• SET TASK
Write out the entire listing below exactly, with the pictures left out.

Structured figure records
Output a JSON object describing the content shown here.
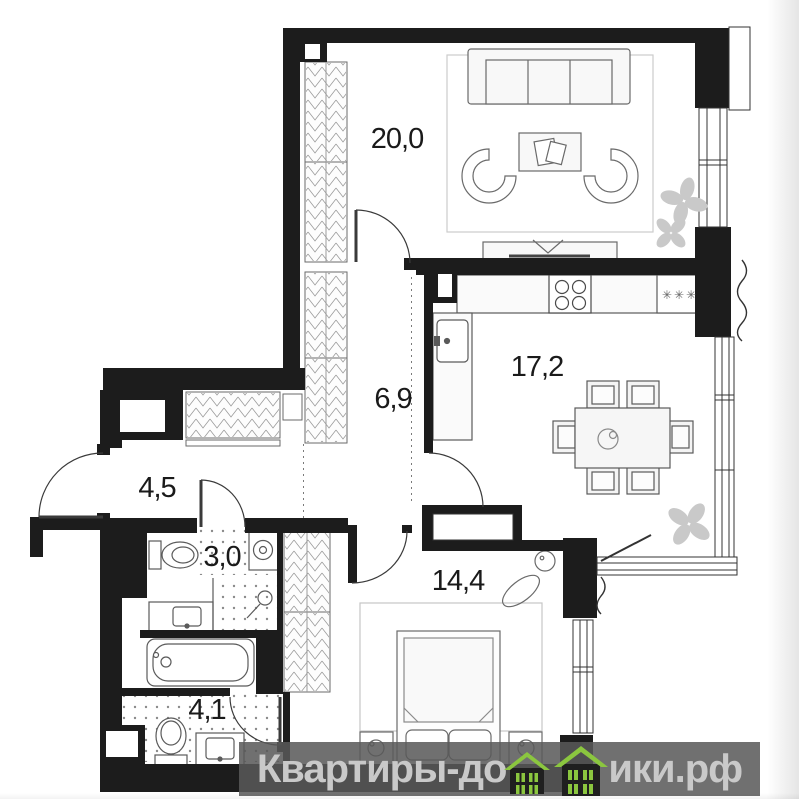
{
  "plan": {
    "type": "apartment-floor-plan",
    "rooms": [
      {
        "name": "living-room",
        "area_label": "20,0"
      },
      {
        "name": "kitchen-dining",
        "area_label": "17,2"
      },
      {
        "name": "hallway",
        "area_label": "6,9"
      },
      {
        "name": "entry-corridor",
        "area_label": "4,5"
      },
      {
        "name": "wc",
        "area_label": "3,0"
      },
      {
        "name": "bedroom",
        "area_label": "14,4"
      },
      {
        "name": "bathroom",
        "area_label": "4,1"
      }
    ],
    "kitchen": {
      "fridge_symbol": "✳✳✳"
    },
    "colors": {
      "wall": "#1c1c1c",
      "furniture_stroke": "#5a5a5a",
      "light_fill": "#f7f7f7",
      "hatch": "#9a9a9a",
      "plant": "#c9c9c9",
      "label_text": "#1a1a1a"
    }
  },
  "watermark": {
    "text_before": "Квартиры-до",
    "text_after": "ики.рф",
    "hidden_letter": "м",
    "site_name": "Квартиры-домики.рф",
    "band_color": "rgba(88,88,88,0.86)",
    "text_color": "#c9c9c9",
    "house_green": "#8bc63f"
  }
}
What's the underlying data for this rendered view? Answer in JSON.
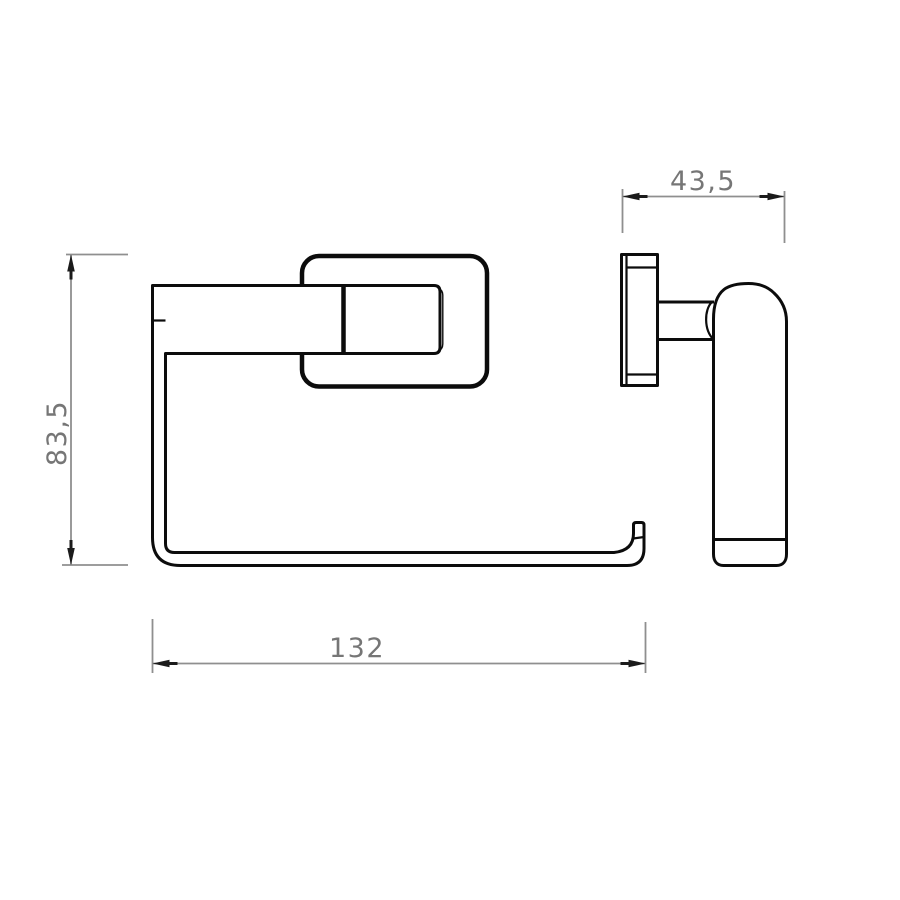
{
  "dimensions": {
    "depth": {
      "label": "43,5"
    },
    "height": {
      "label": "83,5"
    },
    "width": {
      "label": "132"
    }
  },
  "colors": {
    "background": "#ffffff",
    "object_line": "#0c0c0c",
    "dimension_line": "#8f8f8f",
    "dimension_text": "#767676",
    "arrow": "#1b1b1b"
  }
}
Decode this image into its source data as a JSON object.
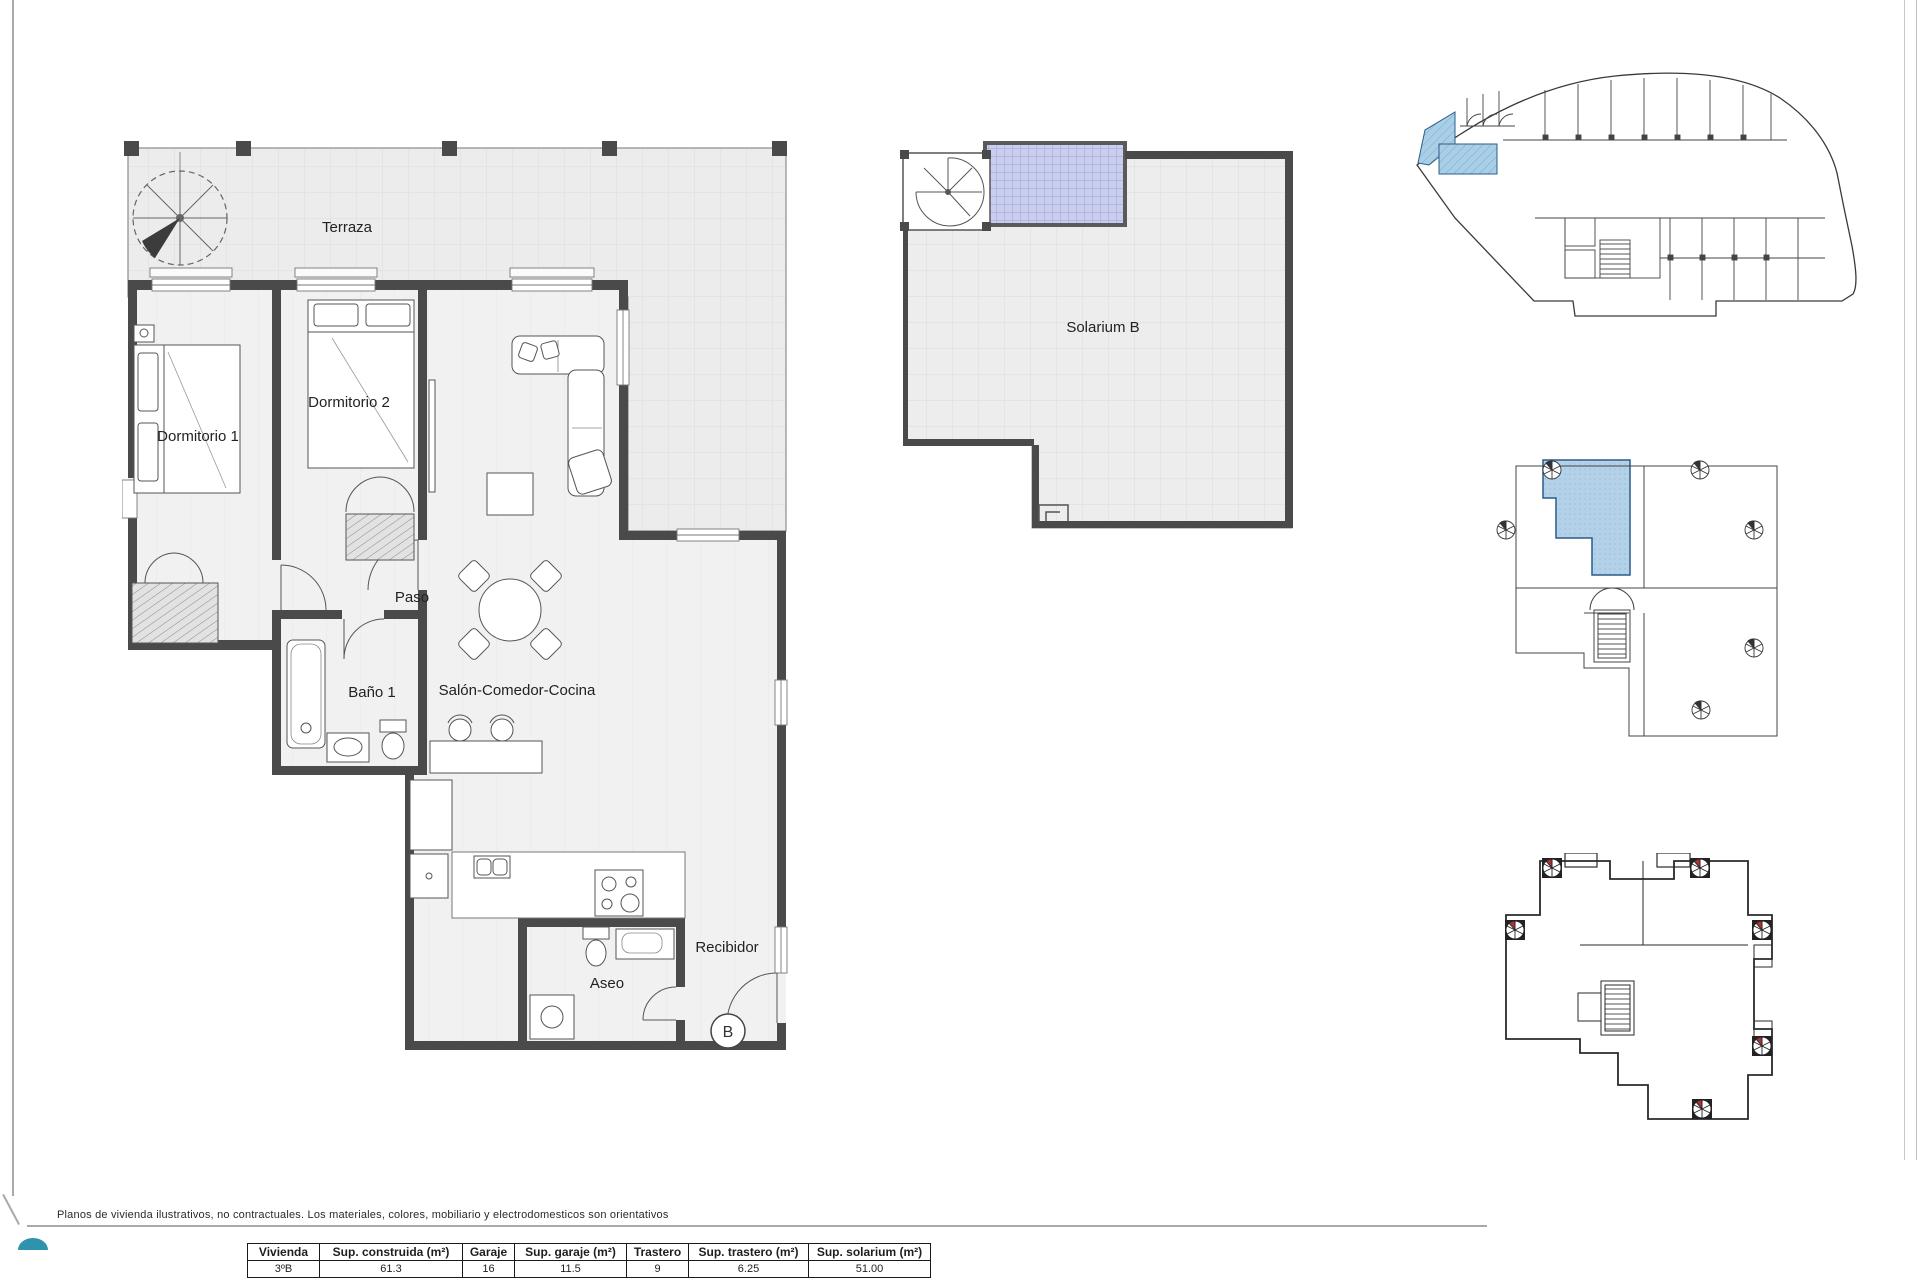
{
  "sheet": {
    "footer_note": "Planos de vivienda ilustrativos, no contractuales. Los materiales, colores, mobiliario y electrodomesticos son orientativos"
  },
  "floor_plan": {
    "labels": {
      "terraza": "Terraza",
      "dormitorio1": "Dormitorio 1",
      "dormitorio2": "Dormitorio 2",
      "paso": "Paso",
      "bano1": "Baño 1",
      "salon": "Salón-Comedor-Cocina",
      "aseo": "Aseo",
      "recibidor": "Recibidor",
      "unit": "B"
    }
  },
  "solarium_plan": {
    "label": "Solarium B"
  },
  "summary_table": {
    "headers": [
      "Vivienda",
      "Sup. construida (m²)",
      "Garaje",
      "Sup. garaje (m²)",
      "Trastero",
      "Sup. trastero (m²)",
      "Sup. solarium (m²)"
    ],
    "row": [
      "3ºB",
      "61.3",
      "16",
      "11.5",
      "9",
      "6.25",
      "51.00"
    ]
  },
  "colors": {
    "wall": "#4a4a4a",
    "floor": "#efefef",
    "solarium_highlight": "#c9cdee",
    "unit_highlight": "#b3d1e8",
    "logo_teal": "#2f93ae"
  }
}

• SOLUTION FOR THIS TASK
Output a JSON object describing the content shown here.
{
  "plan": {
    "type": "apartment-floor-plan",
    "rooms": [
      {
        "name": "living-room",
        "area_label": "20,0"
      },
      {
        "name": "kitchen-dining",
        "area_label": "17,2"
      },
      {
        "name": "hallway",
        "area_label": "6,9"
      },
      {
        "name": "entry-corridor",
        "area_label": "4,5"
      },
      {
        "name": "wc",
        "area_label": "3,0"
      },
      {
        "name": "bedroom",
        "area_label": "14,4"
      },
      {
        "name": "bathroom",
        "area_label": "4,1"
      }
    ],
    "kitchen": {
      "fridge_symbol": "✳✳✳"
    },
    "colors": {
      "wall": "#1c1c1c",
      "furniture_stroke": "#5a5a5a",
      "light_fill": "#f7f7f7",
      "hatch": "#9a9a9a",
      "plant": "#c9c9c9",
      "label_text": "#1a1a1a"
    }
  },
  "watermark": {
    "text_before": "Квартиры-до",
    "text_after": "ики.рф",
    "hidden_letter": "м",
    "site_name": "Квартиры-домики.рф",
    "band_color": "rgba(88,88,88,0.86)",
    "text_color": "#c9c9c9",
    "house_green": "#8bc63f"
  }
}
What's the underlying data for this rendered view? Answer in JSON.
{
  "dimensions": {
    "depth": {
      "label": "43,5"
    },
    "height": {
      "label": "83,5"
    },
    "width": {
      "label": "132"
    }
  },
  "colors": {
    "background": "#ffffff",
    "object_line": "#0c0c0c",
    "dimension_line": "#8f8f8f",
    "dimension_text": "#767676",
    "arrow": "#1b1b1b"
  }
}
Decode this image into its source data as a JSON object.
{
  "sheet": {
    "footer_note": "Planos de vivienda ilustrativos, no contractuales. Los materiales, colores, mobiliario y electrodomesticos son orientativos"
  },
  "floor_plan": {
    "labels": {
      "terraza": "Terraza",
      "dormitorio1": "Dormitorio 1",
      "dormitorio2": "Dormitorio 2",
      "paso": "Paso",
      "bano1": "Baño 1",
      "salon": "Salón-Comedor-Cocina",
      "aseo": "Aseo",
      "recibidor": "Recibidor",
      "unit": "B"
    }
  },
  "solarium_plan": {
    "label": "Solarium B"
  },
  "summary_table": {
    "headers": [
      "Vivienda",
      "Sup. construida (m²)",
      "Garaje",
      "Sup. garaje (m²)",
      "Trastero",
      "Sup. trastero (m²)",
      "Sup. solarium (m²)"
    ],
    "row": [
      "3ºB",
      "61.3",
      "16",
      "11.5",
      "9",
      "6.25",
      "51.00"
    ]
  },
  "colors": {
    "wall": "#4a4a4a",
    "floor": "#efefef",
    "solarium_highlight": "#c9cdee",
    "unit_highlight": "#b3d1e8",
    "logo_teal": "#2f93ae"
  }
}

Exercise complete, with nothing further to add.